▶ [Goal]
Count how many lines below include the string "reached", and give that number without anything else.

▶ [Extracted entries]
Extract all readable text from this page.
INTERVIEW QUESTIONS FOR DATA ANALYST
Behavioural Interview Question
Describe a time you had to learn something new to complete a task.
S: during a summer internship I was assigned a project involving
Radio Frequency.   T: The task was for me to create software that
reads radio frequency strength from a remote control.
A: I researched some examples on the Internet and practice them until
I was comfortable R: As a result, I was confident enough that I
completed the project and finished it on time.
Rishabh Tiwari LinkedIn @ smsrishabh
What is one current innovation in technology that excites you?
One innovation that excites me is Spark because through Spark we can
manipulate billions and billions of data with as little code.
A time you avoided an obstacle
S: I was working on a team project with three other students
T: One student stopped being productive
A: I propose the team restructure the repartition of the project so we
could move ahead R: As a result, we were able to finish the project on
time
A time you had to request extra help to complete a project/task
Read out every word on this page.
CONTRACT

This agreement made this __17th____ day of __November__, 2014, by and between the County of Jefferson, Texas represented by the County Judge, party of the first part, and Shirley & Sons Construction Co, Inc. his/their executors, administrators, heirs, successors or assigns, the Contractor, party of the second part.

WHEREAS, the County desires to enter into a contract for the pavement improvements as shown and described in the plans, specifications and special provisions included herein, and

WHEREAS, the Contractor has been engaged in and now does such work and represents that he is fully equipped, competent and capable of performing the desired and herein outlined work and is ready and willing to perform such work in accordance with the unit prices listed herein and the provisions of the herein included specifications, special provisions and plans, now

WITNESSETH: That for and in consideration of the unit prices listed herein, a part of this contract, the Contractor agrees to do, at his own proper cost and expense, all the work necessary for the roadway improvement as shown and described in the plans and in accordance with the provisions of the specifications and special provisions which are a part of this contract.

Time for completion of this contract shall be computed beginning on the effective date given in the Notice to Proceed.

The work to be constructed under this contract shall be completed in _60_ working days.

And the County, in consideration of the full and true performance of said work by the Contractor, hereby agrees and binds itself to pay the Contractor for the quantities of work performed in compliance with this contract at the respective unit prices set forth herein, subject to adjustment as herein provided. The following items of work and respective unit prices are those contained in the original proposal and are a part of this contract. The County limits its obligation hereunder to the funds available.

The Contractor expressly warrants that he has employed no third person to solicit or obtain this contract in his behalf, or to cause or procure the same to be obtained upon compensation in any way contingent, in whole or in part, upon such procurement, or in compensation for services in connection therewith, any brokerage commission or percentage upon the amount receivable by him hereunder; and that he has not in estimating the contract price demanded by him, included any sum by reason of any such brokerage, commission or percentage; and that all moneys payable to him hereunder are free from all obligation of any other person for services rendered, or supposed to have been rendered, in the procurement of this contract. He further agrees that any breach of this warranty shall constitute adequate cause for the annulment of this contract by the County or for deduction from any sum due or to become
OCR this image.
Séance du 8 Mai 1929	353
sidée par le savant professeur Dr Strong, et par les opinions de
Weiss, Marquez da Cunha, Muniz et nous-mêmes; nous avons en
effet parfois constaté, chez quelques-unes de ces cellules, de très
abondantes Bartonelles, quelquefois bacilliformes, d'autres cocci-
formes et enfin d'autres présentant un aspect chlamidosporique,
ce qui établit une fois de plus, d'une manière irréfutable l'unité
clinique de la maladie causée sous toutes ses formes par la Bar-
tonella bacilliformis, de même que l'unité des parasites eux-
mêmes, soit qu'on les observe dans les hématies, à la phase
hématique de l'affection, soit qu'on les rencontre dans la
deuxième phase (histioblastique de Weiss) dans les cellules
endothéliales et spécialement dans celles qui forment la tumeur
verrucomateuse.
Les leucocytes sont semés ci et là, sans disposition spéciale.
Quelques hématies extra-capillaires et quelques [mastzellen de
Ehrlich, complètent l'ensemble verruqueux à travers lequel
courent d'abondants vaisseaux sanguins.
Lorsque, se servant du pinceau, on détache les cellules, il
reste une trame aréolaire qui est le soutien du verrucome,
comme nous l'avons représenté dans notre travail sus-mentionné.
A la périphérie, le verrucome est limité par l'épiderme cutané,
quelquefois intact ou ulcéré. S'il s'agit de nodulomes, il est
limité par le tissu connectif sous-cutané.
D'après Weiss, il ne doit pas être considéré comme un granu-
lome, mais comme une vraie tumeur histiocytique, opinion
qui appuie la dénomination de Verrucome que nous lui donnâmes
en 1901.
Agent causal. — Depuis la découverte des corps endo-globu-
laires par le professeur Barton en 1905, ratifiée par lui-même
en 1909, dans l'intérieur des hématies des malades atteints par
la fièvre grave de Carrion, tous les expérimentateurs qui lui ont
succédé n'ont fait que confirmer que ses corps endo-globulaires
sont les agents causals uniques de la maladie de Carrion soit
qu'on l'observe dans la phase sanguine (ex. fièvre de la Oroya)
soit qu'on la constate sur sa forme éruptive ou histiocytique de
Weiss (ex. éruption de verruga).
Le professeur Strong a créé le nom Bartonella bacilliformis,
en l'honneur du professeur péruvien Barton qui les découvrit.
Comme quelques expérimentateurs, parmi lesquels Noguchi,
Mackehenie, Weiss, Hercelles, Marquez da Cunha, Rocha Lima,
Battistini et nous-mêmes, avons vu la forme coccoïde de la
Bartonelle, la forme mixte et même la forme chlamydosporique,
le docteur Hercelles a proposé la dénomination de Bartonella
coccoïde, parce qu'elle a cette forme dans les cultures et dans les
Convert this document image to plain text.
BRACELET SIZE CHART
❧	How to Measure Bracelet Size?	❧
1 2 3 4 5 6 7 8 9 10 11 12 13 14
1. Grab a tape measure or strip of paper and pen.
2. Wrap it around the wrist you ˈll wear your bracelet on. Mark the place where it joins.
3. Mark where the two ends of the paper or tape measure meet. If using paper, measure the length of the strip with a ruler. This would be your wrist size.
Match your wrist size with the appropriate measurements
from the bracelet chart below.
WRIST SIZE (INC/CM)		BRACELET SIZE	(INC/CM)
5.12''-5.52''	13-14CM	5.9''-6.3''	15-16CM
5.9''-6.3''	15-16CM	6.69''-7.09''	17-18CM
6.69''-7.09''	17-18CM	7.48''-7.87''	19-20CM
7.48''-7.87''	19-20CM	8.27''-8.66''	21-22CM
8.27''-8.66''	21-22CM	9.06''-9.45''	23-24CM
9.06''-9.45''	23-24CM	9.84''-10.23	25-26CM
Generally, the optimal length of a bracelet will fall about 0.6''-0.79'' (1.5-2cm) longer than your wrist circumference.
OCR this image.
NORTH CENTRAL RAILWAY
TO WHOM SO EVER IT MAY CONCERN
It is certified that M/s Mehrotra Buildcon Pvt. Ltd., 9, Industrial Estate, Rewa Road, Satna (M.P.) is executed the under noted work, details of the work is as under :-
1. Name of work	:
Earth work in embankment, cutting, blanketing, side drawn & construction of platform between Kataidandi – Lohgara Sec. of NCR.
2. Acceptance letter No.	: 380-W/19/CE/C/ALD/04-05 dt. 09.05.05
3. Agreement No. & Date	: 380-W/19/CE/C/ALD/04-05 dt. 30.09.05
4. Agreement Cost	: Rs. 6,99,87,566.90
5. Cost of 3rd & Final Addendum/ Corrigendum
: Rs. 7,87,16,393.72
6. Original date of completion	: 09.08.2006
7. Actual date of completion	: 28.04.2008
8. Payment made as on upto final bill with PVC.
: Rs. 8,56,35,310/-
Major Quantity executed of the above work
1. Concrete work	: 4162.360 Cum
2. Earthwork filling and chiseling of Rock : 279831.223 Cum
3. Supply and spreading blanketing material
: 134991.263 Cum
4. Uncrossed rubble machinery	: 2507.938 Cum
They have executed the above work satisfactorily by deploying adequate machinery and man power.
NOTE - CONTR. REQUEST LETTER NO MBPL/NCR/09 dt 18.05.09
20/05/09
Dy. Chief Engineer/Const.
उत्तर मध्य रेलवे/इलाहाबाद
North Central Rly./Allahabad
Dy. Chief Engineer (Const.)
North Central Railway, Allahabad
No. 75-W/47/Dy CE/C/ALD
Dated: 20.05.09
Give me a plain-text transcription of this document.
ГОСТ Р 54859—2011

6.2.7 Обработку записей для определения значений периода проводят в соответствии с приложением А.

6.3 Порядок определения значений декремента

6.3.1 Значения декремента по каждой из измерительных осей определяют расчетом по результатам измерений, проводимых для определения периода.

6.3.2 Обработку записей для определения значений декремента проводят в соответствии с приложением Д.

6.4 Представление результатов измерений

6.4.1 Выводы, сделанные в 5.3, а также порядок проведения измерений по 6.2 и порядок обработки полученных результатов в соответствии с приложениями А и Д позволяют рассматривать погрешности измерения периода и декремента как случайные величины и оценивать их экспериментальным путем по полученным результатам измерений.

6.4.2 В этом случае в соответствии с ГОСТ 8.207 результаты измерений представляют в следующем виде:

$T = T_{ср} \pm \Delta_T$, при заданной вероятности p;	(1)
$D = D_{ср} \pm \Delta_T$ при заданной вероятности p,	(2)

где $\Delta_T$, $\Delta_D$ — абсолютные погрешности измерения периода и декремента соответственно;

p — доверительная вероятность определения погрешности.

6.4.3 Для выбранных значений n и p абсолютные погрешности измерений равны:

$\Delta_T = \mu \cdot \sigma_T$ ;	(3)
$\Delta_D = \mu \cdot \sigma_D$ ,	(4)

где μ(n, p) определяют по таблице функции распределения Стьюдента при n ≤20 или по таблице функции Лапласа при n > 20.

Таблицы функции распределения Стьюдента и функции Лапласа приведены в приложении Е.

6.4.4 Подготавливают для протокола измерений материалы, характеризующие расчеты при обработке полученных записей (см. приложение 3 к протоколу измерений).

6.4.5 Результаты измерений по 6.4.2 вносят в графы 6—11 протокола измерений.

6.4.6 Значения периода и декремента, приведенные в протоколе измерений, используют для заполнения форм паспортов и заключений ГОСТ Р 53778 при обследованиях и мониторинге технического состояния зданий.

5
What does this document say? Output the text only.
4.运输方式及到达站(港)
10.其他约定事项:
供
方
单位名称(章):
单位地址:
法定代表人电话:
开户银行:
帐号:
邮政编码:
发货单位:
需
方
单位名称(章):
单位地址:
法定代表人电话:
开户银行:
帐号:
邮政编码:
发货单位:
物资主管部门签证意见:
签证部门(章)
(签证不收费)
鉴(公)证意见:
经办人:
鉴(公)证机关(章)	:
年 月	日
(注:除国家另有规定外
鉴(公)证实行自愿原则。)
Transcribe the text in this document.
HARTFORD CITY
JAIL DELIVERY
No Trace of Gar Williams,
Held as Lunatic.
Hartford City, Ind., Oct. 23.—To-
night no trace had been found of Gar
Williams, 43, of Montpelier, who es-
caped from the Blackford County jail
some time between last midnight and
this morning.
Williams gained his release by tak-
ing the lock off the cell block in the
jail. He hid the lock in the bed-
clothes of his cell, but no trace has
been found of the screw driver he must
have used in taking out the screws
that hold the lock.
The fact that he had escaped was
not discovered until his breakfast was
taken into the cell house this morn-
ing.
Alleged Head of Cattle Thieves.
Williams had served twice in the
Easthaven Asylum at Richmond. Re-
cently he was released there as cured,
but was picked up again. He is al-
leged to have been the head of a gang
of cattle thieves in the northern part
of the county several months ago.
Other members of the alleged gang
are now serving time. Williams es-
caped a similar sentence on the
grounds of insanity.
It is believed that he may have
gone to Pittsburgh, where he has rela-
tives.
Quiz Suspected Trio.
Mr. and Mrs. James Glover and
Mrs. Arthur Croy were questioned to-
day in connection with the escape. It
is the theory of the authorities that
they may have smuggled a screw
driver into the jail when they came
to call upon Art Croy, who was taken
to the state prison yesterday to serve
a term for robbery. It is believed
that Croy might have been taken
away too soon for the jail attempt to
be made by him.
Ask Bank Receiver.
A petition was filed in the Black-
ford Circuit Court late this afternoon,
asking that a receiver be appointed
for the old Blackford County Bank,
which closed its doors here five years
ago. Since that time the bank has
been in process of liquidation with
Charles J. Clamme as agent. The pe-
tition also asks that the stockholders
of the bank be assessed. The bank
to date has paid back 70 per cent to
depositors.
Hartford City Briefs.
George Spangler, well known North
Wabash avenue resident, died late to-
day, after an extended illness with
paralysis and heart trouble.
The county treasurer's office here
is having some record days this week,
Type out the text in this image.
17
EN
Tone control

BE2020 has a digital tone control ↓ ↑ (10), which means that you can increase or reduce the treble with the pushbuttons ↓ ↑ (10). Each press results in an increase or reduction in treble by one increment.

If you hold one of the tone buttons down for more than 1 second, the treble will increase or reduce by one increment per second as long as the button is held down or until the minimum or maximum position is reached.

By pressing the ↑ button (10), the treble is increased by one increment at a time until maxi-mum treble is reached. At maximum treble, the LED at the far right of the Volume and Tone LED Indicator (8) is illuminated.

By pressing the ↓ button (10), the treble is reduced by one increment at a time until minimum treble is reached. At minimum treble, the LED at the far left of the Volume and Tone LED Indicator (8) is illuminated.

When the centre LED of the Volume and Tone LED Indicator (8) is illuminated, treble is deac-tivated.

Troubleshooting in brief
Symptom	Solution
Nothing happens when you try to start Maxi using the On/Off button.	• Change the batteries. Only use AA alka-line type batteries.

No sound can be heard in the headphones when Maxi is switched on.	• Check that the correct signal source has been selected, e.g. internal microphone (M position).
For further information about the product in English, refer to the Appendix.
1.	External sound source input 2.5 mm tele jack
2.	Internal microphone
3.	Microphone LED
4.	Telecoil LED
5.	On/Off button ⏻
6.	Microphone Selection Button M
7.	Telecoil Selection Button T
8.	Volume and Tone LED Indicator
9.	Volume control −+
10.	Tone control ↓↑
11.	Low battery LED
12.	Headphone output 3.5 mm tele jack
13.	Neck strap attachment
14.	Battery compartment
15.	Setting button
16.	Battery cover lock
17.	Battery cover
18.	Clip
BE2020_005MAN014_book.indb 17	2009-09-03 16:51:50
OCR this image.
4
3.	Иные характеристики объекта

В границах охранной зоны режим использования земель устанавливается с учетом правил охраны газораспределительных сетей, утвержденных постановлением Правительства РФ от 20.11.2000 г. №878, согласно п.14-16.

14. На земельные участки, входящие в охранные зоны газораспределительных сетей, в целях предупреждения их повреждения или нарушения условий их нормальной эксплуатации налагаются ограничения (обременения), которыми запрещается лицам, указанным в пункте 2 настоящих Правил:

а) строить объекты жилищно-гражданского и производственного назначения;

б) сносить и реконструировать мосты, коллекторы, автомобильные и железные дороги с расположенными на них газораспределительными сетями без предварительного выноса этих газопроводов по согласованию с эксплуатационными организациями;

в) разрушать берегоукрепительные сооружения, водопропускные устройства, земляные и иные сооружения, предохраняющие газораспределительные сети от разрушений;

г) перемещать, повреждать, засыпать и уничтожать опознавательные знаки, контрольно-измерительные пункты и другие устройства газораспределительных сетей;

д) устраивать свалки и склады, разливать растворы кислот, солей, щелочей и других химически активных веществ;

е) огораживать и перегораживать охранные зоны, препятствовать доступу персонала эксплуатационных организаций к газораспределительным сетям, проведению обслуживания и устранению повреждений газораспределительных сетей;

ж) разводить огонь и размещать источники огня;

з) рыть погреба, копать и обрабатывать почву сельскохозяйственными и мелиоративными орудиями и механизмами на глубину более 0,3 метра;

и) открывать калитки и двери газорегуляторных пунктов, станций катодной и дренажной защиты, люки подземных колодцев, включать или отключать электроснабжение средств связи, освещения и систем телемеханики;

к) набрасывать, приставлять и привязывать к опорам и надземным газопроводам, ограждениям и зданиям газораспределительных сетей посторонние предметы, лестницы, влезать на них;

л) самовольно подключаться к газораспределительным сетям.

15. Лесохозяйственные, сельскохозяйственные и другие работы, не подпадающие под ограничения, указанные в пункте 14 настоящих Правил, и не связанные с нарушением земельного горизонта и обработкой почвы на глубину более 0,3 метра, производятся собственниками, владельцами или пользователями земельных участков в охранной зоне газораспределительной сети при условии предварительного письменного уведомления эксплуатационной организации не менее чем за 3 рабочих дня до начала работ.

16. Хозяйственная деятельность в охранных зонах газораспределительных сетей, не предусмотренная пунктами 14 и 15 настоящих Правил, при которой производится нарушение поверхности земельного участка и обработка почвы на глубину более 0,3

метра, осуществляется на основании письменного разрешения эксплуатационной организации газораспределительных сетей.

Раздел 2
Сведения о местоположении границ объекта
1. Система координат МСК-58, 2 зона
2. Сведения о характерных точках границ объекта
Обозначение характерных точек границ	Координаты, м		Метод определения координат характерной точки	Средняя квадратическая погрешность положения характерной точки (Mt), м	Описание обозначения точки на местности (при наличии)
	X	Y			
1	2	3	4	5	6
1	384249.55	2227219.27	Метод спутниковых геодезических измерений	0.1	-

▶ [Exercise result]
3